* START *
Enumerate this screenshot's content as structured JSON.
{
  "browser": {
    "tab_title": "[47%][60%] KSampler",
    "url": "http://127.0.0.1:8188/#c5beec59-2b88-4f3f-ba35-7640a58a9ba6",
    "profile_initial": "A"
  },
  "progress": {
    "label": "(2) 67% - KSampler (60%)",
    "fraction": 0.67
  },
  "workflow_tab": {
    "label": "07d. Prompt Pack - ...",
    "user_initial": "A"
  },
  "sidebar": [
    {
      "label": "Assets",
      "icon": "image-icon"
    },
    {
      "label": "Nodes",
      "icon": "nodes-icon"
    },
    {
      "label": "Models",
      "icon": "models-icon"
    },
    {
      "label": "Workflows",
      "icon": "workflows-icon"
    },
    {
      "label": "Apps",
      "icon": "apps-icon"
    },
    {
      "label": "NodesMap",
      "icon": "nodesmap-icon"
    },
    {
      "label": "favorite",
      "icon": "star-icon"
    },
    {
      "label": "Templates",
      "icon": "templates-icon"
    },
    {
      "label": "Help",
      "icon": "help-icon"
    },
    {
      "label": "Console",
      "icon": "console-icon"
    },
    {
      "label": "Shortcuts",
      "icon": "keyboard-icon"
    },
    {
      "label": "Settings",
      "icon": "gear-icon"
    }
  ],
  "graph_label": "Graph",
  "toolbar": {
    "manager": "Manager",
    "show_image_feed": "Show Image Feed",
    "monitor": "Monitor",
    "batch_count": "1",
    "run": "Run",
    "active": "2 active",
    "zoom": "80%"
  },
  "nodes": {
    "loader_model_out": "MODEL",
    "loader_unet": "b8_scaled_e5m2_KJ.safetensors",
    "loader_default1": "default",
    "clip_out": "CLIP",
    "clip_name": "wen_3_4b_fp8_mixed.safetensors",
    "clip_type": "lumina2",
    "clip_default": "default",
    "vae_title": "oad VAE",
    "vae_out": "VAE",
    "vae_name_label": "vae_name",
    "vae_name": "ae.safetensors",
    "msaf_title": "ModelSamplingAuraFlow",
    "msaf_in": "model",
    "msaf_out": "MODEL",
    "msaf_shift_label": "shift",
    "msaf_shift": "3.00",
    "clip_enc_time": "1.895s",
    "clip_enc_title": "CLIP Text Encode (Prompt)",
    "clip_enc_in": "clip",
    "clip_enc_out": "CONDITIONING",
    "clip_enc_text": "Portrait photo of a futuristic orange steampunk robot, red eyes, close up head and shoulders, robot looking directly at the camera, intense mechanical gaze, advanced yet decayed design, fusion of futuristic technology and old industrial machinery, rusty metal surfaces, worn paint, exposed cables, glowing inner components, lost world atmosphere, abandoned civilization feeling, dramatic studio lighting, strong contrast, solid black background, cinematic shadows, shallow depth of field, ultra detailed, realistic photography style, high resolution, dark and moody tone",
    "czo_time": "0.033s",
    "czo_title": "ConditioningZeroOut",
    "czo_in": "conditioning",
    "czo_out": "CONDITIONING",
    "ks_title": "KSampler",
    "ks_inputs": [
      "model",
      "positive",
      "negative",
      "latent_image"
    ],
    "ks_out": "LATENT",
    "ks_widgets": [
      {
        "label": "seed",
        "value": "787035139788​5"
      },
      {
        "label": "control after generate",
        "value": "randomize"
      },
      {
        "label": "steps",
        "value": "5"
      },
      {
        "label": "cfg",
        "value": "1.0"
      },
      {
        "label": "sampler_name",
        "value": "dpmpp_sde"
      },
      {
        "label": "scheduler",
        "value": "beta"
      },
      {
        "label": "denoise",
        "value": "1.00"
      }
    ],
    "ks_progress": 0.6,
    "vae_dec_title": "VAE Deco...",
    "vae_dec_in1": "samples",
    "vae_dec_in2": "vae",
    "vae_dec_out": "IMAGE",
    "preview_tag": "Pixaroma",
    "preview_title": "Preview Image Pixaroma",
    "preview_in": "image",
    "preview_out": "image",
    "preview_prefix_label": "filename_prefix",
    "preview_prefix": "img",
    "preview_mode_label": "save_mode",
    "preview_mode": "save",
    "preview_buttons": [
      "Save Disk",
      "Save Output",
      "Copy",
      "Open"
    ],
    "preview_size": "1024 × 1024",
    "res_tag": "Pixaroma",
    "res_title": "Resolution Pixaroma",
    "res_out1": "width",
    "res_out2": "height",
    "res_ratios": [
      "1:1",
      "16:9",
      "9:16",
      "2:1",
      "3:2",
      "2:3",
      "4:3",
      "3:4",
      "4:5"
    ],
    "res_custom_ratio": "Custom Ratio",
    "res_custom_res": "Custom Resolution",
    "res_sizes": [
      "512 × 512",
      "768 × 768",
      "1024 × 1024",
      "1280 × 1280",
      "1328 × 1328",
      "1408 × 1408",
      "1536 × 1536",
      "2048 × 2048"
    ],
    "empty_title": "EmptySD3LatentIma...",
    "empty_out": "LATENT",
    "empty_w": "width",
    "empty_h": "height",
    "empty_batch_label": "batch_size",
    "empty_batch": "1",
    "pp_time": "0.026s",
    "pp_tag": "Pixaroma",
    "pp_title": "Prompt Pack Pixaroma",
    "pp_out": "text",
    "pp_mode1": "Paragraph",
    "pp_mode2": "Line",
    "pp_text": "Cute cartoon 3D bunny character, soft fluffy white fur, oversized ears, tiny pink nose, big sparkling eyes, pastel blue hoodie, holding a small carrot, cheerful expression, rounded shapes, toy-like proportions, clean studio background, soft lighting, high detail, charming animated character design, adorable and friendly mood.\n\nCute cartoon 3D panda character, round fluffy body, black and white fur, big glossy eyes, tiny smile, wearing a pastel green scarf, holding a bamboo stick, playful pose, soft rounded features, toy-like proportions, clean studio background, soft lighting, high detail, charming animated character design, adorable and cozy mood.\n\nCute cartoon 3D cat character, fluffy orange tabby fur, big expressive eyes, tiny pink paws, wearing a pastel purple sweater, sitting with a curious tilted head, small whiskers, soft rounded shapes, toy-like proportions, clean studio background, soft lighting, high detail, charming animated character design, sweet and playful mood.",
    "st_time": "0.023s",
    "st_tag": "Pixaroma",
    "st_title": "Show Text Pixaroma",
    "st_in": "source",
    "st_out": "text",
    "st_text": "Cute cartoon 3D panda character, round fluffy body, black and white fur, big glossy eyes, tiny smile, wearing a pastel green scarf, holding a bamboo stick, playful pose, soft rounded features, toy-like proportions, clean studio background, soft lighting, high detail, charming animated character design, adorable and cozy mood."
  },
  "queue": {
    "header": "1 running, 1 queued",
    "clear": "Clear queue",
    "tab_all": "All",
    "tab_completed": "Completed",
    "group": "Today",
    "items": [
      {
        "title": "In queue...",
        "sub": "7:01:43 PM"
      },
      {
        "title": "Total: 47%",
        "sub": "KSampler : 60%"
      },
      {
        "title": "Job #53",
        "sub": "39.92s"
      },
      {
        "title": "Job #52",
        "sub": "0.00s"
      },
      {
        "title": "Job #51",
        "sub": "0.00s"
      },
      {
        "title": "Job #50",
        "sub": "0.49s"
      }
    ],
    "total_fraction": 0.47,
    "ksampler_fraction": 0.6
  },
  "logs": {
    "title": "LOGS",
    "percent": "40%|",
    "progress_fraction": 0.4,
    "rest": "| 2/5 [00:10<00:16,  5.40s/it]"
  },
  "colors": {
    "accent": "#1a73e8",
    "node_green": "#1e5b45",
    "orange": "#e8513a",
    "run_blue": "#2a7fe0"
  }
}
* END *
_Stated problem_
Write out the whole listing exactly.

_Answer to this exercise_
Enumerate this screenshot's content as structured JSON.
{
  "browser": {
    "tab_title": "[47%][60%] KSampler",
    "url": "http://127.0.0.1:8188/#c5beec59-2b88-4f3f-ba35-7640a58a9ba6",
    "profile_initial": "A"
  },
  "progress": {
    "label": "(2) 67% - KSampler (60%)",
    "fraction": 0.67
  },
  "workflow_tab": {
    "label": "07d. Prompt Pack - ...",
    "user_initial": "A"
  },
  "sidebar": [
    {
      "label": "Assets",
      "icon": "image-icon"
    },
    {
      "label": "Nodes",
      "icon": "nodes-icon"
    },
    {
      "label": "Models",
      "icon": "models-icon"
    },
    {
      "label": "Workflows",
      "icon": "workflows-icon"
    },
    {
      "label": "Apps",
      "icon": "apps-icon"
    },
    {
      "label": "NodesMap",
      "icon": "nodesmap-icon"
    },
    {
      "label": "favorite",
      "icon": "star-icon"
    },
    {
      "label": "Templates",
      "icon": "templates-icon"
    },
    {
      "label": "Help",
      "icon": "help-icon"
    },
    {
      "label": "Console",
      "icon": "console-icon"
    },
    {
      "label": "Shortcuts",
      "icon": "keyboard-icon"
    },
    {
      "label": "Settings",
      "icon": "gear-icon"
    }
  ],
  "graph_label": "Graph",
  "toolbar": {
    "manager": "Manager",
    "show_image_feed": "Show Image Feed",
    "monitor": "Monitor",
    "batch_count": "1",
    "run": "Run",
    "active": "2 active",
    "zoom": "80%"
  },
  "nodes": {
    "loader_model_out": "MODEL",
    "loader_unet": "b8_scaled_e5m2_KJ.safetensors",
    "loader_default1": "default",
    "clip_out": "CLIP",
    "clip_name": "wen_3_4b_fp8_mixed.safetensors",
    "clip_type": "lumina2",
    "clip_default": "default",
    "vae_title": "oad VAE",
    "vae_out": "VAE",
    "vae_name_label": "vae_name",
    "vae_name": "ae.safetensors",
    "msaf_title": "ModelSamplingAuraFlow",
    "msaf_in": "model",
    "msaf_out": "MODEL",
    "msaf_shift_label": "shift",
    "msaf_shift": "3.00",
    "clip_enc_time": "1.895s",
    "clip_enc_title": "CLIP Text Encode (Prompt)",
    "clip_enc_in": "clip",
    "clip_enc_out": "CONDITIONING",
    "clip_enc_text": "Portrait photo of a futuristic orange steampunk robot, red eyes, close up head and shoulders, robot looking directly at the camera, intense mechanical gaze, advanced yet decayed design, fusion of futuristic technology and old industrial machinery, rusty metal surfaces, worn paint, exposed cables, glowing inner components, lost world atmosphere, abandoned civilization feeling, dramatic studio lighting, strong contrast, solid black background, cinematic shadows, shallow depth of field, ultra detailed, realistic photography style, high resolution, dark and moody tone",
    "czo_time": "0.033s",
    "czo_title": "ConditioningZeroOut",
    "czo_in": "conditioning",
    "czo_out": "CONDITIONING",
    "ks_title": "KSampler",
    "ks_inputs": [
      "model",
      "positive",
      "negative",
      "latent_image"
    ],
    "ks_out": "LATENT",
    "ks_widgets": [
      {
        "label": "seed",
        "value": "787035139788​5"
      },
      {
        "label": "control after generate",
        "value": "randomize"
      },
      {
        "label": "steps",
        "value": "5"
      },
      {
        "label": "cfg",
        "value": "1.0"
      },
      {
        "label": "sampler_name",
        "value": "dpmpp_sde"
      },
      {
        "label": "scheduler",
        "value": "beta"
      },
      {
        "label": "denoise",
        "value": "1.00"
      }
    ],
    "ks_progress": 0.6,
    "vae_dec_title": "VAE Deco...",
    "vae_dec_in1": "samples",
    "vae_dec_in2": "vae",
    "vae_dec_out": "IMAGE",
    "preview_tag": "Pixaroma",
    "preview_title": "Preview Image Pixaroma",
    "preview_in": "image",
    "preview_out": "image",
    "preview_prefix_label": "filename_prefix",
    "preview_prefix": "img",
    "preview_mode_label": "save_mode",
    "preview_mode": "save",
    "preview_buttons": [
      "Save Disk",
      "Save Output",
      "Copy",
      "Open"
    ],
    "preview_size": "1024 × 1024",
    "res_tag": "Pixaroma",
    "res_title": "Resolution Pixaroma",
    "res_out1": "width",
    "res_out2": "height",
    "res_ratios": [
      "1:1",
      "16:9",
      "9:16",
      "2:1",
      "3:2",
      "2:3",
      "4:3",
      "3:4",
      "4:5"
    ],
    "res_custom_ratio": "Custom Ratio",
    "res_custom_res": "Custom Resolution",
    "res_sizes": [
      "512 × 512",
      "768 × 768",
      "1024 × 1024",
      "1280 × 1280",
      "1328 × 1328",
      "1408 × 1408",
      "1536 × 1536",
      "2048 × 2048"
    ],
    "empty_title": "EmptySD3LatentIma...",
    "empty_out": "LATENT",
    "empty_w": "width",
    "empty_h": "height",
    "empty_batch_label": "batch_size",
    "empty_batch": "1",
    "pp_time": "0.026s",
    "pp_tag": "Pixaroma",
    "pp_title": "Prompt Pack Pixaroma",
    "pp_out": "text",
    "pp_mode1": "Paragraph",
    "pp_mode2": "Line",
    "pp_text": "Cute cartoon 3D bunny character, soft fluffy white fur, oversized ears, tiny pink nose, big sparkling eyes, pastel blue hoodie, holding a small carrot, cheerful expression, rounded shapes, toy-like proportions, clean studio background, soft lighting, high detail, charming animated character design, adorable and friendly mood.\n\nCute cartoon 3D panda character, round fluffy body, black and white fur, big glossy eyes, tiny smile, wearing a pastel green scarf, holding a bamboo stick, playful pose, soft rounded features, toy-like proportions, clean studio background, soft lighting, high detail, charming animated character design, adorable and cozy mood.\n\nCute cartoon 3D cat character, fluffy orange tabby fur, big expressive eyes, tiny pink paws, wearing a pastel purple sweater, sitting with a curious tilted head, small whiskers, soft rounded shapes, toy-like proportions, clean studio background, soft lighting, high detail, charming animated character design, sweet and playful mood.",
    "st_time": "0.023s",
    "st_tag": "Pixaroma",
    "st_title": "Show Text Pixaroma",
    "st_in": "source",
    "st_out": "text",
    "st_text": "Cute cartoon 3D panda character, round fluffy body, black and white fur, big glossy eyes, tiny smile, wearing a pastel green scarf, holding a bamboo stick, playful pose, soft rounded features, toy-like proportions, clean studio background, soft lighting, high detail, charming animated character design, adorable and cozy mood."
  },
  "queue": {
    "header": "1 running, 1 queued",
    "clear": "Clear queue",
    "tab_all": "All",
    "tab_completed": "Completed",
    "group": "Today",
    "items": [
      {
        "title": "In queue...",
        "sub": "7:01:43 PM"
      },
      {
        "title": "Total: 47%",
        "sub": "KSampler : 60%"
      },
      {
        "title": "Job #53",
        "sub": "39.92s"
      },
      {
        "title": "Job #52",
        "sub": "0.00s"
      },
      {
        "title": "Job #51",
        "sub": "0.00s"
      },
      {
        "title": "Job #50",
        "sub": "0.49s"
      }
    ],
    "total_fraction": 0.47,
    "ksampler_fraction": 0.6
  },
  "logs": {
    "title": "LOGS",
    "percent": "40%|",
    "progress_fraction": 0.4,
    "rest": "| 2/5 [00:10<00:16,  5.40s/it]"
  },
  "colors": {
    "accent": "#1a73e8",
    "node_green": "#1e5b45",
    "orange": "#e8513a",
    "run_blue": "#2a7fe0"
  }
}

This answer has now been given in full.